* WRITTEN PROBLEM *
Return the rows below word for word, beginning with the line that contains "List 59 of the" and ending after the line that contains "table-cell-text: 密码不正确 (296, 658, 368, 677)".

## Start MATERIAL

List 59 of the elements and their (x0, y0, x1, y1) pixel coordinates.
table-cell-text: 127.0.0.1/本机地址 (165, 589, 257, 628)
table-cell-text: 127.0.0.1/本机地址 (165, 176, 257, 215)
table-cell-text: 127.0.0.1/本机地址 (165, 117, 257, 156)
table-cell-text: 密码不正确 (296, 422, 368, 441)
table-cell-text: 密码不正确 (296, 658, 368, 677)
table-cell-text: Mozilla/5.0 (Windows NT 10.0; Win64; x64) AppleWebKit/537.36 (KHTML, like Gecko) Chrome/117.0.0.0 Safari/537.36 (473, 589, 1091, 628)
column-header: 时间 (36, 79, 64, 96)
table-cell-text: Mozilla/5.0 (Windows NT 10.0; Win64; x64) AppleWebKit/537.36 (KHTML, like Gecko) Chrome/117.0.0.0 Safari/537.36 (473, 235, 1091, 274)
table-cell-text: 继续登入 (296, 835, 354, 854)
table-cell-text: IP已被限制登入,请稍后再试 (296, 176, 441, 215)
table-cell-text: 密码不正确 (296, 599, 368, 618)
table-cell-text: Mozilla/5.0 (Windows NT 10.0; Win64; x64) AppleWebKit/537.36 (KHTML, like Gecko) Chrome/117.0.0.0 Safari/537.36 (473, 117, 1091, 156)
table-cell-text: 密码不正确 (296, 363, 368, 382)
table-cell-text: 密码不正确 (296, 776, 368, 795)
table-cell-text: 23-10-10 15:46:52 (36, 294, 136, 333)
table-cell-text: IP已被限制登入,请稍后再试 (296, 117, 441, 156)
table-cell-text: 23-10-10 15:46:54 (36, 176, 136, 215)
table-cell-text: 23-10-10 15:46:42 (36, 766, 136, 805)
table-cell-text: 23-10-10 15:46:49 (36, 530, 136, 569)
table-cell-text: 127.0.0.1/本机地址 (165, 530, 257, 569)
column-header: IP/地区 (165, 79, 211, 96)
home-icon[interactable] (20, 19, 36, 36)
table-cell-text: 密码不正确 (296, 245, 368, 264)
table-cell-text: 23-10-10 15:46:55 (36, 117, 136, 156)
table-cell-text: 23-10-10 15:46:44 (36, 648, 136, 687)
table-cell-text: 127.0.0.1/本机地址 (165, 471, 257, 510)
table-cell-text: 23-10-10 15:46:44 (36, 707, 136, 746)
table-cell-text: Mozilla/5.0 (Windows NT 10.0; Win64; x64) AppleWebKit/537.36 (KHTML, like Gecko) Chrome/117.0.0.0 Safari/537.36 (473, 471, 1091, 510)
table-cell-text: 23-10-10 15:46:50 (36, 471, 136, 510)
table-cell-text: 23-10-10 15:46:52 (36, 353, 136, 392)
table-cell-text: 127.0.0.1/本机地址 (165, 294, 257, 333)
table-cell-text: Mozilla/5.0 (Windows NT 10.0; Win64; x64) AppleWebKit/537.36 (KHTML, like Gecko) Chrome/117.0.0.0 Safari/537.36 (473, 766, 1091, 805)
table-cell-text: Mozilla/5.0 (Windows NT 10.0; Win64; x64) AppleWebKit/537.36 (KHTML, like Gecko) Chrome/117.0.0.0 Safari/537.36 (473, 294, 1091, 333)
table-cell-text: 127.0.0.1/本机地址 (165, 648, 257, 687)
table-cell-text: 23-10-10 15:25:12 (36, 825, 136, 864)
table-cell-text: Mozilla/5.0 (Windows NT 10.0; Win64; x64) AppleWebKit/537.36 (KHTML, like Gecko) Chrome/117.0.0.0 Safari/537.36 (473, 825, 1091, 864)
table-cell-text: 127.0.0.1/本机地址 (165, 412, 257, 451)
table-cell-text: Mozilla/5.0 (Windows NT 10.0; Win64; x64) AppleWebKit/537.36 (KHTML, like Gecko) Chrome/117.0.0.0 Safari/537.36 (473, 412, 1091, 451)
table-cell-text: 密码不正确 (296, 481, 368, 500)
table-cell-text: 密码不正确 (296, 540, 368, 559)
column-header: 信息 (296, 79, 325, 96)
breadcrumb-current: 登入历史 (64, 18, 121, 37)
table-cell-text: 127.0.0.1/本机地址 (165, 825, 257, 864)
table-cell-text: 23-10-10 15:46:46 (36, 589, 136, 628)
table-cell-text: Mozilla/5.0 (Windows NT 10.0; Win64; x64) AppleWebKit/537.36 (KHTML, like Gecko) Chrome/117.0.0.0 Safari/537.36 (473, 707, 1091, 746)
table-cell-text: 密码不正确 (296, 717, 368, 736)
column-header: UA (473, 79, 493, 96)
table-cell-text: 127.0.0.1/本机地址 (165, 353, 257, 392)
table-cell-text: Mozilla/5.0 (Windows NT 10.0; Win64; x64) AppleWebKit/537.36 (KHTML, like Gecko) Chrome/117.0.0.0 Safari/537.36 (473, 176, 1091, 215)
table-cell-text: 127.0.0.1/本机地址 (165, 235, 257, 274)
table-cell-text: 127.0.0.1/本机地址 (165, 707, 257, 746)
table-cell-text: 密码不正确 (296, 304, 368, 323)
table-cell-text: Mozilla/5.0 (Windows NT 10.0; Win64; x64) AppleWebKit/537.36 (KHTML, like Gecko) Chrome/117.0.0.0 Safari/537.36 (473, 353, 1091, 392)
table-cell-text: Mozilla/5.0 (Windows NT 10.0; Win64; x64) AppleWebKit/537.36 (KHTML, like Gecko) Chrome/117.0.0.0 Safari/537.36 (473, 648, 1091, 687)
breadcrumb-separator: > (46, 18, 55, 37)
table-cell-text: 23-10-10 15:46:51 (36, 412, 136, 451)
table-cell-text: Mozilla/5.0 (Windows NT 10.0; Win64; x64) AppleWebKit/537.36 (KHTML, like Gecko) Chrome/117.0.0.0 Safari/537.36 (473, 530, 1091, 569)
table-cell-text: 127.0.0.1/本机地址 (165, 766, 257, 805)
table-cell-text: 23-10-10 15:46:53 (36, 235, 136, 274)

## End MATERIAL
## Start MATERIAL

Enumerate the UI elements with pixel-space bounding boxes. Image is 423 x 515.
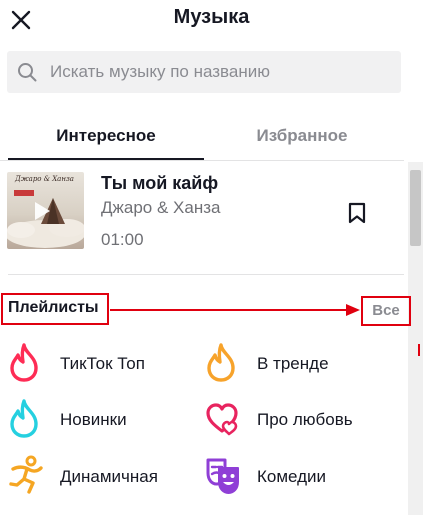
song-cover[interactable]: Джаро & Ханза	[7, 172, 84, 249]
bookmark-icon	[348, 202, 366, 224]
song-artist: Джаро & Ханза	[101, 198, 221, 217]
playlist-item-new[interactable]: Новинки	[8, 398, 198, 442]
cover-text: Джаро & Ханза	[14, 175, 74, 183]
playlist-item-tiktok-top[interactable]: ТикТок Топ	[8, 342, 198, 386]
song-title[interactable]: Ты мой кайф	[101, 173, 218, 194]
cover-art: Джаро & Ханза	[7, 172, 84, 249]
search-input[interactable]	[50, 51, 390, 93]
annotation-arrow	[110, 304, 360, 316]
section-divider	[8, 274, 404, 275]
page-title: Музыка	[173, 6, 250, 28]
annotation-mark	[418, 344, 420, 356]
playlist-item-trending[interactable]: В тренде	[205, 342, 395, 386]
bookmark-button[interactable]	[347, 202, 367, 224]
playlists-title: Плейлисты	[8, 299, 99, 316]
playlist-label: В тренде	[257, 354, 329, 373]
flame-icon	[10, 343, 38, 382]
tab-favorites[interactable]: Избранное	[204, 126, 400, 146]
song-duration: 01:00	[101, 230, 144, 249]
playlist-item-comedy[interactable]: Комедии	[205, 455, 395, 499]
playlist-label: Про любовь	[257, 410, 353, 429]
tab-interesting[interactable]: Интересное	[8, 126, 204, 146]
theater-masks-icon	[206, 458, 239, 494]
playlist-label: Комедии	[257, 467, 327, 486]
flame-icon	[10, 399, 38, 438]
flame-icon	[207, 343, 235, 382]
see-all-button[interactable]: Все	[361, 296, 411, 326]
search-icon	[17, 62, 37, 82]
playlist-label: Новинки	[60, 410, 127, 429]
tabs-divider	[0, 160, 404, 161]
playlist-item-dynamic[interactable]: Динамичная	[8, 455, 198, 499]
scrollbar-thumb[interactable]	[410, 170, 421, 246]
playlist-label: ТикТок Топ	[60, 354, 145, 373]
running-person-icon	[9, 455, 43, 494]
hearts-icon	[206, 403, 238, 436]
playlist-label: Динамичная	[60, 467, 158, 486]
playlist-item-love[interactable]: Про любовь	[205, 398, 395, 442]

## End MATERIAL
## Start MATERIAL

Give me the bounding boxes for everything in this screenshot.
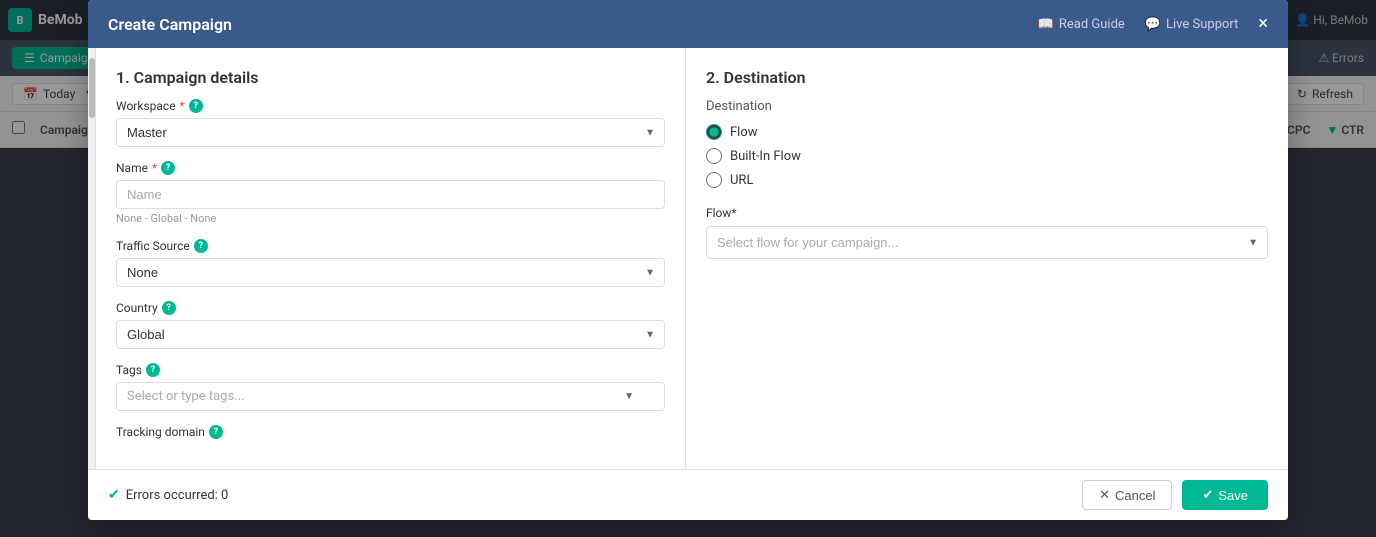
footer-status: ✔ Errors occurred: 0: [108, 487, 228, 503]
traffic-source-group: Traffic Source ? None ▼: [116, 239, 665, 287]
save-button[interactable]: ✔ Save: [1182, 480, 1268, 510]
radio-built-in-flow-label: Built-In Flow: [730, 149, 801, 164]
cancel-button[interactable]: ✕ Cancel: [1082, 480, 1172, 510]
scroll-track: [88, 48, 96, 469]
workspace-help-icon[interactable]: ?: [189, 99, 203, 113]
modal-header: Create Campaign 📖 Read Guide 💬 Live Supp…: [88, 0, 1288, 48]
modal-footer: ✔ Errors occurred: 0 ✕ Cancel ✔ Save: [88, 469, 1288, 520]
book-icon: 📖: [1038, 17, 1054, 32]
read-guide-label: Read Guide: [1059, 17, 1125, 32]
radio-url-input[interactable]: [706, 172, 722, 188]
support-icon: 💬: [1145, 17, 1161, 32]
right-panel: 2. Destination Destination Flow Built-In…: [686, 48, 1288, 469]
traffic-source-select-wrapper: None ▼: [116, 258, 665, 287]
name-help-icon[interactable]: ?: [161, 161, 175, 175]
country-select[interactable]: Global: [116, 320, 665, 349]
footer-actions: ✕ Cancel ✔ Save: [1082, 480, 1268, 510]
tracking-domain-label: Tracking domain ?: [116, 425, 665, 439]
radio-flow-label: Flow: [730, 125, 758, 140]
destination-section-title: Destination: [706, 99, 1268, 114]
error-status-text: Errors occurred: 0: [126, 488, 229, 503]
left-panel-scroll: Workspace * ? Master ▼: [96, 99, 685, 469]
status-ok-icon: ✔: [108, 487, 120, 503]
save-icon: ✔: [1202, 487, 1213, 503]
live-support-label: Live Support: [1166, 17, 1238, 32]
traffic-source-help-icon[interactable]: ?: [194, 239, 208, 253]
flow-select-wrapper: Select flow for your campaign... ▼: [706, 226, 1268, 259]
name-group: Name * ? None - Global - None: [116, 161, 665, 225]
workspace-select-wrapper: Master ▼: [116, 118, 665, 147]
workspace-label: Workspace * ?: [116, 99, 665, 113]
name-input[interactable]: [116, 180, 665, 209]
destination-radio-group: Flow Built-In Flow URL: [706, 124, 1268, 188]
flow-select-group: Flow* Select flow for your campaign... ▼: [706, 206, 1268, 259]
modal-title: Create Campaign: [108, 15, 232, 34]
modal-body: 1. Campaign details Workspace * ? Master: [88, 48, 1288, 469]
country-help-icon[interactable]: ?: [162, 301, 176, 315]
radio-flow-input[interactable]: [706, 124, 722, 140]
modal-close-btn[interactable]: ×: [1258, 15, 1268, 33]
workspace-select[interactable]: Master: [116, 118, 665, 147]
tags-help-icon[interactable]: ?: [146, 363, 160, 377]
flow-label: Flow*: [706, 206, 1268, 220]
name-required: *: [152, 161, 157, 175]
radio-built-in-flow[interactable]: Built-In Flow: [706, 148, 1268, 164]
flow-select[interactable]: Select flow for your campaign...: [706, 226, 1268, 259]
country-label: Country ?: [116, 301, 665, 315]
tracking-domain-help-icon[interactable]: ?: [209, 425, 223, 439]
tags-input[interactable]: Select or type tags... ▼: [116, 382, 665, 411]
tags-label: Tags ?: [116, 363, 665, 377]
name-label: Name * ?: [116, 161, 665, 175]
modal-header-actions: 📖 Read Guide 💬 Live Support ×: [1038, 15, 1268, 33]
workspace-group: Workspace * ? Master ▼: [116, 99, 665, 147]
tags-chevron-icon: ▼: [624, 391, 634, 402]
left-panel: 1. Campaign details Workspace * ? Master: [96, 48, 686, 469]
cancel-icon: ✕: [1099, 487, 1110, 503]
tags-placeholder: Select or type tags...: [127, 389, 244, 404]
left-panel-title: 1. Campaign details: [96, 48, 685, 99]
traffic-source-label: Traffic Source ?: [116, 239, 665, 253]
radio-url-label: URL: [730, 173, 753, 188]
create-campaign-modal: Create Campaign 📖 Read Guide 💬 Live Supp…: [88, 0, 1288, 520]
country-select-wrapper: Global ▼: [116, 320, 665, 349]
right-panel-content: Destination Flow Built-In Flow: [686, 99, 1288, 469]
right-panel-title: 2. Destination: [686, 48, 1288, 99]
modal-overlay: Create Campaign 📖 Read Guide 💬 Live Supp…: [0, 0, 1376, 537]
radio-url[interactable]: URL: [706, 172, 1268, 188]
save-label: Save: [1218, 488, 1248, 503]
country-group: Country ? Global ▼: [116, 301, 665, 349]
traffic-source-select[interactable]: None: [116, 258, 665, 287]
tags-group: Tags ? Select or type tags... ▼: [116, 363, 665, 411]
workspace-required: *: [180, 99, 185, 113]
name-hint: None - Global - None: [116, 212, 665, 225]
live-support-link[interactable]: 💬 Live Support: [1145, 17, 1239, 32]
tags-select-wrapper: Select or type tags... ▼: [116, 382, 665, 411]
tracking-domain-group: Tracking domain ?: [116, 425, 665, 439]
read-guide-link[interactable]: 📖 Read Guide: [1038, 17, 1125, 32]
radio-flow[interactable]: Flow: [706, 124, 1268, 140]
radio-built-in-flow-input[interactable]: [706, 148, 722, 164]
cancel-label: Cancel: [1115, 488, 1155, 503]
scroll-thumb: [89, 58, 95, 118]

## End MATERIAL

* CORRECT ANSWER *
List 59 of the elements and their (x0, y0, x1, y1) pixel coordinates.
table-cell-text: 127.0.0.1/本机地址 (165, 589, 257, 628)
table-cell-text: 127.0.0.1/本机地址 (165, 176, 257, 215)
table-cell-text: 127.0.0.1/本机地址 (165, 117, 257, 156)
table-cell-text: 密码不正确 (296, 422, 368, 441)
table-cell-text: 密码不正确 (296, 658, 368, 677)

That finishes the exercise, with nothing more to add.